(DATA LINES)

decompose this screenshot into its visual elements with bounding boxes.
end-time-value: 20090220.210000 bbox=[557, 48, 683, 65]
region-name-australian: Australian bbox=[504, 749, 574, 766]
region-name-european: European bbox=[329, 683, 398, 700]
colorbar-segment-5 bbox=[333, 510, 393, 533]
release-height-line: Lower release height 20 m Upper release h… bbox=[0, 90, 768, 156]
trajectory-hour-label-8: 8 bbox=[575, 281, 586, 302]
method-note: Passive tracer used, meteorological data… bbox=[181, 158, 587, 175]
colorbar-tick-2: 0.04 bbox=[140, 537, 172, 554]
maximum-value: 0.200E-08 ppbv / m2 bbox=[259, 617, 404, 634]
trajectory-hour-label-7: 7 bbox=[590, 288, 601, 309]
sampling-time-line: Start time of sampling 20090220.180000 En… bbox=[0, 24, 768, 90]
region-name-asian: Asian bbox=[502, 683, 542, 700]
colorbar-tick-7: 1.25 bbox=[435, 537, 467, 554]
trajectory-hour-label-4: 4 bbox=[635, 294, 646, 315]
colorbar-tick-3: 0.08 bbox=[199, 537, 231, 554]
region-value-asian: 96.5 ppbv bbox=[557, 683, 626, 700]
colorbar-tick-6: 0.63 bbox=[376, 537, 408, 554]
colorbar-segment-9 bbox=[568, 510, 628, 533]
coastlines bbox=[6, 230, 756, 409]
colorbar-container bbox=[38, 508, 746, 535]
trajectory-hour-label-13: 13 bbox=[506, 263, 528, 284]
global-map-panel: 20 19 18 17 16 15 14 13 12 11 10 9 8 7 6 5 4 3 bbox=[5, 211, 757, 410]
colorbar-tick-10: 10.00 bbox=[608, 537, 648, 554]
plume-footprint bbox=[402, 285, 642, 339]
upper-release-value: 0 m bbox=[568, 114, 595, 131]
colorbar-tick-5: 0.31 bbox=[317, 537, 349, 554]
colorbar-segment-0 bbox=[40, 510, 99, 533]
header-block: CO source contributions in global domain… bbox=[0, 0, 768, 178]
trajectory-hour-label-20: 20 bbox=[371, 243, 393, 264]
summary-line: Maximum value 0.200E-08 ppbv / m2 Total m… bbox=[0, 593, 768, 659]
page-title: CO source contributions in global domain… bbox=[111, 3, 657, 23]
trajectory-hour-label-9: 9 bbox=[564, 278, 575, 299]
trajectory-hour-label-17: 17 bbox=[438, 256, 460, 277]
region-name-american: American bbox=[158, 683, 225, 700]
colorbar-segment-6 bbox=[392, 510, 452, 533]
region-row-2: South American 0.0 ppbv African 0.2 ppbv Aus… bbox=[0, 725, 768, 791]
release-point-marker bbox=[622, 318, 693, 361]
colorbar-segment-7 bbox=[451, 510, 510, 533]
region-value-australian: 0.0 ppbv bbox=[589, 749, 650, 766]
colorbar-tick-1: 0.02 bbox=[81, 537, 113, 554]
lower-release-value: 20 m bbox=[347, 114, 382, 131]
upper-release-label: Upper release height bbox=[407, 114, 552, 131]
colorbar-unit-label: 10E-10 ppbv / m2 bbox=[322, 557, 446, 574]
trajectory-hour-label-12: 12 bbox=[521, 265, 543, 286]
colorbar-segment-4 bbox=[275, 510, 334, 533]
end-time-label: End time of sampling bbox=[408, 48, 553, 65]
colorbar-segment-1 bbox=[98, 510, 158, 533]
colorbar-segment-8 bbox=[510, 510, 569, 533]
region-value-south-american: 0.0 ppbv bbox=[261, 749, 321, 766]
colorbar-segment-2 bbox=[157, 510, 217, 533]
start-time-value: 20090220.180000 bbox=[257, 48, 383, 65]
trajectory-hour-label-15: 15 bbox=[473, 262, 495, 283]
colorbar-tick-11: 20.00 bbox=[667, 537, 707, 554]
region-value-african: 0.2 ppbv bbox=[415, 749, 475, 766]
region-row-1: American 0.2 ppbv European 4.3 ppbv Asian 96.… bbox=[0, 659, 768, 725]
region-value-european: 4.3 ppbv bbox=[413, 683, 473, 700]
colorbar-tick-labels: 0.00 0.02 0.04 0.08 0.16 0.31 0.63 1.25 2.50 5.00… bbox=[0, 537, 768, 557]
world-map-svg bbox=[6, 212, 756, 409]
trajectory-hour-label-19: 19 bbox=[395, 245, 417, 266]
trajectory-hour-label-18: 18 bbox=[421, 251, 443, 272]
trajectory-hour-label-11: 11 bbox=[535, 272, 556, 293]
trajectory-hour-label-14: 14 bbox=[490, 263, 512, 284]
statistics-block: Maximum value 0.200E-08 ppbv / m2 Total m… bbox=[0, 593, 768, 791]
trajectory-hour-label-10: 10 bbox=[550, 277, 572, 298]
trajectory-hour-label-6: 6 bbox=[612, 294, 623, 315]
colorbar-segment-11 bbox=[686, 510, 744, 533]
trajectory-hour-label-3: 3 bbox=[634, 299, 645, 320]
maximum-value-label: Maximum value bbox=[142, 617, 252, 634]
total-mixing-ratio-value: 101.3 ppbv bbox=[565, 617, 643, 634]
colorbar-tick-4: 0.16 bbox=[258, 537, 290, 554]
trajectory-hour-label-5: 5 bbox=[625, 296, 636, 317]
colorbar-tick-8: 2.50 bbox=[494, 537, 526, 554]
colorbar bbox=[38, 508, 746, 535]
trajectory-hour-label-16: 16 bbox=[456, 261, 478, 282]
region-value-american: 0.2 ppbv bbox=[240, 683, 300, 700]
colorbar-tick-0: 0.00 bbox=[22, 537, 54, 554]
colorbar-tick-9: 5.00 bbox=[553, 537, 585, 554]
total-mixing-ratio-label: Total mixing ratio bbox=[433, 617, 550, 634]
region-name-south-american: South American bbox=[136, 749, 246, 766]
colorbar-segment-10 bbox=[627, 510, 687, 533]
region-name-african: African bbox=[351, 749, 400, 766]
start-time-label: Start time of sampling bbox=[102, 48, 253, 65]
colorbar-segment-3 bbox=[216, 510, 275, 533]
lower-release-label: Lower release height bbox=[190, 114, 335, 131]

(EXERCISE REQUIREMENTS) Set down every line of the entries above again, character for character and in the same order, with nothing added or left out.

(EXERCISE OUTPUT)
decompose this screenshot into its visual elements with bounding boxes.
end-time-value: 20090220.210000 bbox=[557, 48, 683, 65]
region-name-australian: Australian bbox=[504, 749, 574, 766]
region-name-european: European bbox=[329, 683, 398, 700]
colorbar-segment-5 bbox=[333, 510, 393, 533]
release-height-line: Lower release height 20 m Upper release h… bbox=[0, 90, 768, 156]
trajectory-hour-label-8: 8 bbox=[575, 281, 586, 302]
method-note: Passive tracer used, meteorological data… bbox=[181, 158, 587, 175]
colorbar-tick-2: 0.04 bbox=[140, 537, 172, 554]
maximum-value: 0.200E-08 ppbv / m2 bbox=[259, 617, 404, 634]
trajectory-hour-label-7: 7 bbox=[590, 288, 601, 309]
sampling-time-line: Start time of sampling 20090220.180000 En… bbox=[0, 24, 768, 90]
region-name-asian: Asian bbox=[502, 683, 542, 700]
colorbar-tick-7: 1.25 bbox=[435, 537, 467, 554]
trajectory-hour-label-4: 4 bbox=[635, 294, 646, 315]
colorbar-tick-3: 0.08 bbox=[199, 537, 231, 554]
region-value-asian: 96.5 ppbv bbox=[557, 683, 626, 700]
colorbar-tick-6: 0.63 bbox=[376, 537, 408, 554]
colorbar-segment-9 bbox=[568, 510, 628, 533]
coastlines bbox=[6, 230, 756, 409]
colorbar-container bbox=[38, 508, 746, 535]
trajectory-hour-label-13: 13 bbox=[506, 263, 528, 284]
global-map-panel: 20 19 18 17 16 15 14 13 12 11 10 9 8 7 6 5 4 3 bbox=[5, 211, 757, 410]
colorbar-tick-10: 10.00 bbox=[608, 537, 648, 554]
plume-footprint bbox=[402, 285, 642, 339]
upper-release-value: 0 m bbox=[568, 114, 595, 131]
colorbar-tick-5: 0.31 bbox=[317, 537, 349, 554]
colorbar-segment-0 bbox=[40, 510, 99, 533]
header-block: CO source contributions in global domain… bbox=[0, 0, 768, 178]
trajectory-hour-label-20: 20 bbox=[371, 243, 393, 264]
summary-line: Maximum value 0.200E-08 ppbv / m2 Total m… bbox=[0, 593, 768, 659]
page-title: CO source contributions in global domain… bbox=[111, 3, 657, 23]
trajectory-hour-label-9: 9 bbox=[564, 278, 575, 299]
trajectory-hour-label-17: 17 bbox=[438, 256, 460, 277]
region-name-american: American bbox=[158, 683, 225, 700]
colorbar-segment-6 bbox=[392, 510, 452, 533]
region-row-2: South American 0.0 ppbv African 0.2 ppbv Aus… bbox=[0, 725, 768, 791]
release-point-marker bbox=[622, 318, 693, 361]
colorbar-segment-7 bbox=[451, 510, 510, 533]
region-value-australian: 0.0 ppbv bbox=[589, 749, 650, 766]
colorbar-tick-1: 0.02 bbox=[81, 537, 113, 554]
lower-release-value: 20 m bbox=[347, 114, 382, 131]
upper-release-label: Upper release height bbox=[407, 114, 552, 131]
colorbar-unit-label: 10E-10 ppbv / m2 bbox=[322, 557, 446, 574]
trajectory-hour-label-12: 12 bbox=[521, 265, 543, 286]
colorbar-segment-4 bbox=[275, 510, 334, 533]
end-time-label: End time of sampling bbox=[408, 48, 553, 65]
colorbar-segment-1 bbox=[98, 510, 158, 533]
colorbar-segment-8 bbox=[510, 510, 569, 533]
region-value-south-american: 0.0 ppbv bbox=[261, 749, 321, 766]
colorbar-segment-2 bbox=[157, 510, 217, 533]
start-time-value: 20090220.180000 bbox=[257, 48, 383, 65]
trajectory-hour-label-15: 15 bbox=[473, 262, 495, 283]
colorbar-tick-11: 20.00 bbox=[667, 537, 707, 554]
region-value-african: 0.2 ppbv bbox=[415, 749, 475, 766]
region-row-1: American 0.2 ppbv European 4.3 ppbv Asian 96.… bbox=[0, 659, 768, 725]
region-value-european: 4.3 ppbv bbox=[413, 683, 473, 700]
colorbar-tick-labels: 0.00 0.02 0.04 0.08 0.16 0.31 0.63 1.25 2.50 5.00… bbox=[0, 537, 768, 557]
world-map-svg bbox=[6, 212, 756, 409]
trajectory-hour-label-19: 19 bbox=[395, 245, 417, 266]
trajectory-hour-label-18: 18 bbox=[421, 251, 443, 272]
trajectory-hour-label-11: 11 bbox=[535, 272, 556, 293]
trajectory-hour-label-14: 14 bbox=[490, 263, 512, 284]
statistics-block: Maximum value 0.200E-08 ppbv / m2 Total m… bbox=[0, 593, 768, 791]
trajectory-hour-label-10: 10 bbox=[550, 277, 572, 298]
trajectory-hour-label-6: 6 bbox=[612, 294, 623, 315]
colorbar-segment-11 bbox=[686, 510, 744, 533]
trajectory-hour-label-3: 3 bbox=[634, 299, 645, 320]
maximum-value-label: Maximum value bbox=[142, 617, 252, 634]
total-mixing-ratio-value: 101.3 ppbv bbox=[565, 617, 643, 634]
colorbar-tick-4: 0.16 bbox=[258, 537, 290, 554]
trajectory-hour-label-5: 5 bbox=[625, 296, 636, 317]
colorbar-tick-8: 2.50 bbox=[494, 537, 526, 554]
colorbar bbox=[38, 508, 746, 535]
trajectory-hour-label-16: 16 bbox=[456, 261, 478, 282]
region-value-american: 0.2 ppbv bbox=[240, 683, 300, 700]
colorbar-tick-0: 0.00 bbox=[22, 537, 54, 554]
colorbar-tick-9: 5.00 bbox=[553, 537, 585, 554]
total-mixing-ratio-label: Total mixing ratio bbox=[433, 617, 550, 634]
region-name-south-american: South American bbox=[136, 749, 246, 766]
colorbar-segment-10 bbox=[627, 510, 687, 533]
region-name-african: African bbox=[351, 749, 400, 766]
start-time-label: Start time of sampling bbox=[102, 48, 253, 65]
colorbar-segment-3 bbox=[216, 510, 275, 533]
lower-release-label: Lower release height bbox=[190, 114, 335, 131]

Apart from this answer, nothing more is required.